#### WORK TO COMPLETE
Make an exact copy of the data below, leaving out every picture.

#### SOURCE RECORDS
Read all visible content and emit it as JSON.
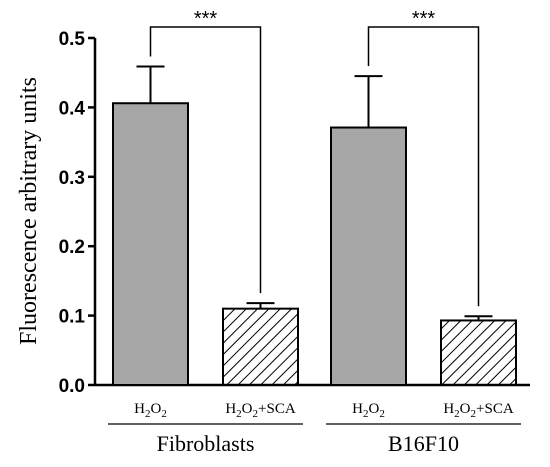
{
  "chart_data": {
    "type": "bar",
    "title": "",
    "ylabel": "Fluorescence arbitrary units",
    "xlabel": "",
    "ylim": [
      0,
      0.5
    ],
    "yticks": [
      "0.0",
      "0.1",
      "0.2",
      "0.3",
      "0.4",
      "0.5"
    ],
    "categories": [
      "H2O2",
      "H2O2+SCA",
      "H2O2",
      "H2O2+SCA"
    ],
    "values": [
      0.406,
      0.11,
      0.371,
      0.093
    ],
    "errors": [
      0.053,
      0.008,
      0.074,
      0.006
    ],
    "fills": [
      "gray",
      "hatched",
      "gray",
      "hatched"
    ],
    "colors": {
      "solid": "#a6a6a6",
      "hatch": "#000000",
      "outline": "#000000"
    },
    "groups": [
      {
        "label": "Fibroblasts",
        "categories": [
          0,
          1
        ]
      },
      {
        "label": "B16F10",
        "categories": [
          2,
          3
        ]
      }
    ],
    "comparisons": [
      {
        "between": [
          0,
          1
        ],
        "label": "***"
      },
      {
        "between": [
          2,
          3
        ],
        "label": "***"
      }
    ],
    "grid": false,
    "legend": "none"
  }
}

#### SOLUTION TO THIS EXERCISE
Read all visible content and emit it as JSON.
{
  "chart_data": {
    "type": "bar",
    "title": "",
    "ylabel": "Fluorescence arbitrary units",
    "xlabel": "",
    "ylim": [
      0,
      0.5
    ],
    "yticks": [
      "0.0",
      "0.1",
      "0.2",
      "0.3",
      "0.4",
      "0.5"
    ],
    "categories": [
      "H2O2",
      "H2O2+SCA",
      "H2O2",
      "H2O2+SCA"
    ],
    "values": [
      0.406,
      0.11,
      0.371,
      0.093
    ],
    "errors": [
      0.053,
      0.008,
      0.074,
      0.006
    ],
    "fills": [
      "gray",
      "hatched",
      "gray",
      "hatched"
    ],
    "colors": {
      "solid": "#a6a6a6",
      "hatch": "#000000",
      "outline": "#000000"
    },
    "groups": [
      {
        "label": "Fibroblasts",
        "categories": [
          0,
          1
        ]
      },
      {
        "label": "B16F10",
        "categories": [
          2,
          3
        ]
      }
    ],
    "comparisons": [
      {
        "between": [
          0,
          1
        ],
        "label": "***"
      },
      {
        "between": [
          2,
          3
        ],
        "label": "***"
      }
    ],
    "grid": false,
    "legend": "none"
  }
}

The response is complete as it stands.